--- begin MATERIAL SUPPLIED ---
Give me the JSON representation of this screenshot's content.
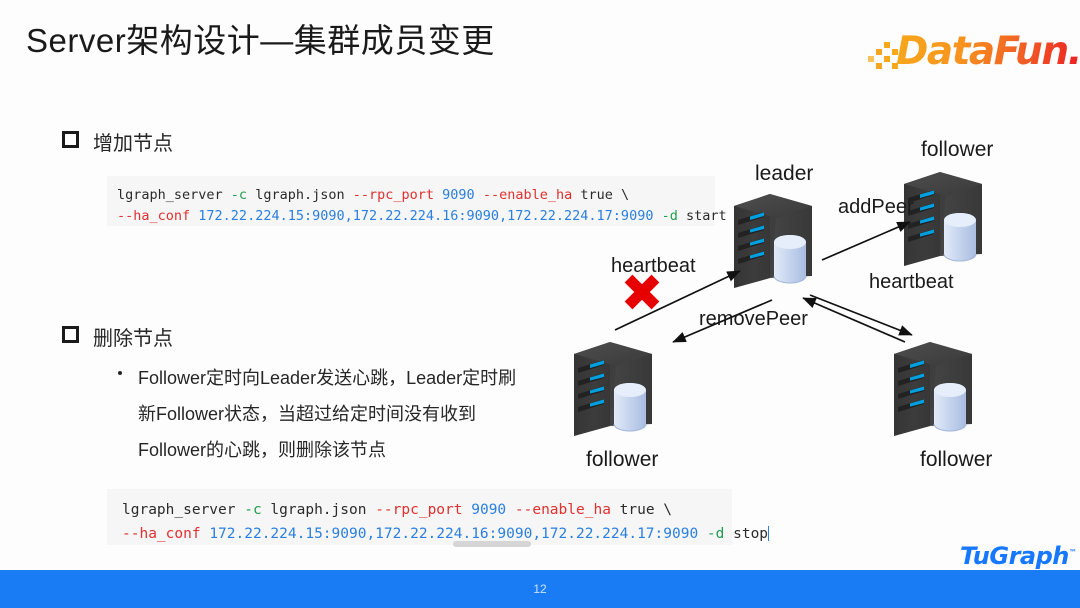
{
  "slide": {
    "title": "Server架构设计—集群成员变更",
    "page_number": "12",
    "background_color": "#fdfdfd",
    "footer_color": "#1a7cf5"
  },
  "brand": {
    "datafun_logo_text": "DataFun.",
    "datafun_icon": "pixel-dots-icon",
    "tugraph_logo_text": "TuGraph",
    "tugraph_tm": "™",
    "tugraph_color": "#1677ff"
  },
  "sections": {
    "add_node": {
      "bullet_label": "增加节点",
      "bullet_icon": "hollow-square-bullet"
    },
    "delete_node": {
      "bullet_label": "删除节点",
      "bullet_icon": "hollow-square-bullet",
      "sub_bullet_icon": "round-dot-bullet",
      "sub_lines": [
        "Follower定时向Leader发送心跳，Leader定时刷",
        "新Follower状态，当超过给定时间没有收到",
        "Follower的心跳，则删除该节点"
      ]
    }
  },
  "code_blocks": [
    {
      "id": "start-command",
      "lines": [
        [
          {
            "t": "lgraph_server ",
            "c": "plain"
          },
          {
            "t": "-c",
            "c": "green"
          },
          {
            "t": " lgraph.json ",
            "c": "plain"
          },
          {
            "t": "--rpc_port",
            "c": "red"
          },
          {
            "t": " ",
            "c": "plain"
          },
          {
            "t": "9090",
            "c": "blue"
          },
          {
            "t": " ",
            "c": "plain"
          },
          {
            "t": "--enable_ha",
            "c": "red"
          },
          {
            "t": " true \\",
            "c": "plain"
          }
        ],
        [
          {
            "t": "--ha_conf",
            "c": "red"
          },
          {
            "t": " ",
            "c": "plain"
          },
          {
            "t": "172.22.224.15:9090,172.22.224.16:9090,172.22.224.17:9090",
            "c": "blue"
          },
          {
            "t": " ",
            "c": "plain"
          },
          {
            "t": "-d",
            "c": "green"
          },
          {
            "t": " start",
            "c": "plain"
          }
        ]
      ]
    },
    {
      "id": "stop-command",
      "lines": [
        [
          {
            "t": "lgraph_server ",
            "c": "plain"
          },
          {
            "t": "-c",
            "c": "green"
          },
          {
            "t": " lgraph.json ",
            "c": "plain"
          },
          {
            "t": "--rpc_port",
            "c": "red"
          },
          {
            "t": " ",
            "c": "plain"
          },
          {
            "t": "9090",
            "c": "blue"
          },
          {
            "t": " ",
            "c": "plain"
          },
          {
            "t": "--enable_ha",
            "c": "red"
          },
          {
            "t": " true \\",
            "c": "plain"
          }
        ],
        [
          {
            "t": "--ha_conf",
            "c": "red"
          },
          {
            "t": " ",
            "c": "plain"
          },
          {
            "t": "172.22.224.15:9090,172.22.224.16:9090,172.22.224.17:9090",
            "c": "blue"
          },
          {
            "t": " ",
            "c": "plain"
          },
          {
            "t": "-d",
            "c": "green"
          },
          {
            "t": " stop",
            "c": "plain"
          }
        ]
      ],
      "has_text_caret": true
    }
  ],
  "diagram": {
    "nodes": [
      {
        "id": "leader",
        "label": "leader",
        "role": "leader"
      },
      {
        "id": "follower-tr",
        "label": "follower",
        "role": "follower"
      },
      {
        "id": "follower-bl",
        "label": "follower",
        "role": "follower"
      },
      {
        "id": "follower-br",
        "label": "follower",
        "role": "follower"
      }
    ],
    "edges": [
      {
        "id": "addpeer",
        "label": "addPeer",
        "from": "leader",
        "to": "follower-tr"
      },
      {
        "id": "removepeer",
        "label": "removePeer",
        "from": "leader",
        "to": "follower-bl"
      },
      {
        "id": "heartbeat-1",
        "label": "heartbeat",
        "from": "follower-bl",
        "to": "leader",
        "blocked": true
      },
      {
        "id": "heartbeat-2",
        "label": "heartbeat",
        "from": "follower-br",
        "to": "leader"
      }
    ],
    "blocked_marker": {
      "icon": "red-x-icon",
      "color": "#e60000"
    },
    "server_colors": {
      "body": "#3d3d3d",
      "led": "#00a0e0",
      "disk": "#c3d2ec"
    }
  }
}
--- end MATERIAL SUPPLIED ---
• WORK TO BE COMPLETED:
All of the records above must be copied exactly, except for the pictures.

• OUTPUT:
Give me the JSON representation of this screenshot's content.
{
  "slide": {
    "title": "Server架构设计—集群成员变更",
    "page_number": "12",
    "background_color": "#fdfdfd",
    "footer_color": "#1a7cf5"
  },
  "brand": {
    "datafun_logo_text": "DataFun.",
    "datafun_icon": "pixel-dots-icon",
    "tugraph_logo_text": "TuGraph",
    "tugraph_tm": "™",
    "tugraph_color": "#1677ff"
  },
  "sections": {
    "add_node": {
      "bullet_label": "增加节点",
      "bullet_icon": "hollow-square-bullet"
    },
    "delete_node": {
      "bullet_label": "删除节点",
      "bullet_icon": "hollow-square-bullet",
      "sub_bullet_icon": "round-dot-bullet",
      "sub_lines": [
        "Follower定时向Leader发送心跳，Leader定时刷",
        "新Follower状态，当超过给定时间没有收到",
        "Follower的心跳，则删除该节点"
      ]
    }
  },
  "code_blocks": [
    {
      "id": "start-command",
      "lines": [
        [
          {
            "t": "lgraph_server ",
            "c": "plain"
          },
          {
            "t": "-c",
            "c": "green"
          },
          {
            "t": " lgraph.json ",
            "c": "plain"
          },
          {
            "t": "--rpc_port",
            "c": "red"
          },
          {
            "t": " ",
            "c": "plain"
          },
          {
            "t": "9090",
            "c": "blue"
          },
          {
            "t": " ",
            "c": "plain"
          },
          {
            "t": "--enable_ha",
            "c": "red"
          },
          {
            "t": " true \\",
            "c": "plain"
          }
        ],
        [
          {
            "t": "--ha_conf",
            "c": "red"
          },
          {
            "t": " ",
            "c": "plain"
          },
          {
            "t": "172.22.224.15:9090,172.22.224.16:9090,172.22.224.17:9090",
            "c": "blue"
          },
          {
            "t": " ",
            "c": "plain"
          },
          {
            "t": "-d",
            "c": "green"
          },
          {
            "t": " start",
            "c": "plain"
          }
        ]
      ]
    },
    {
      "id": "stop-command",
      "lines": [
        [
          {
            "t": "lgraph_server ",
            "c": "plain"
          },
          {
            "t": "-c",
            "c": "green"
          },
          {
            "t": " lgraph.json ",
            "c": "plain"
          },
          {
            "t": "--rpc_port",
            "c": "red"
          },
          {
            "t": " ",
            "c": "plain"
          },
          {
            "t": "9090",
            "c": "blue"
          },
          {
            "t": " ",
            "c": "plain"
          },
          {
            "t": "--enable_ha",
            "c": "red"
          },
          {
            "t": " true \\",
            "c": "plain"
          }
        ],
        [
          {
            "t": "--ha_conf",
            "c": "red"
          },
          {
            "t": " ",
            "c": "plain"
          },
          {
            "t": "172.22.224.15:9090,172.22.224.16:9090,172.22.224.17:9090",
            "c": "blue"
          },
          {
            "t": " ",
            "c": "plain"
          },
          {
            "t": "-d",
            "c": "green"
          },
          {
            "t": " stop",
            "c": "plain"
          }
        ]
      ],
      "has_text_caret": true
    }
  ],
  "diagram": {
    "nodes": [
      {
        "id": "leader",
        "label": "leader",
        "role": "leader"
      },
      {
        "id": "follower-tr",
        "label": "follower",
        "role": "follower"
      },
      {
        "id": "follower-bl",
        "label": "follower",
        "role": "follower"
      },
      {
        "id": "follower-br",
        "label": "follower",
        "role": "follower"
      }
    ],
    "edges": [
      {
        "id": "addpeer",
        "label": "addPeer",
        "from": "leader",
        "to": "follower-tr"
      },
      {
        "id": "removepeer",
        "label": "removePeer",
        "from": "leader",
        "to": "follower-bl"
      },
      {
        "id": "heartbeat-1",
        "label": "heartbeat",
        "from": "follower-bl",
        "to": "leader",
        "blocked": true
      },
      {
        "id": "heartbeat-2",
        "label": "heartbeat",
        "from": "follower-br",
        "to": "leader"
      }
    ],
    "blocked_marker": {
      "icon": "red-x-icon",
      "color": "#e60000"
    },
    "server_colors": {
      "body": "#3d3d3d",
      "led": "#00a0e0",
      "disk": "#c3d2ec"
    }
  }
}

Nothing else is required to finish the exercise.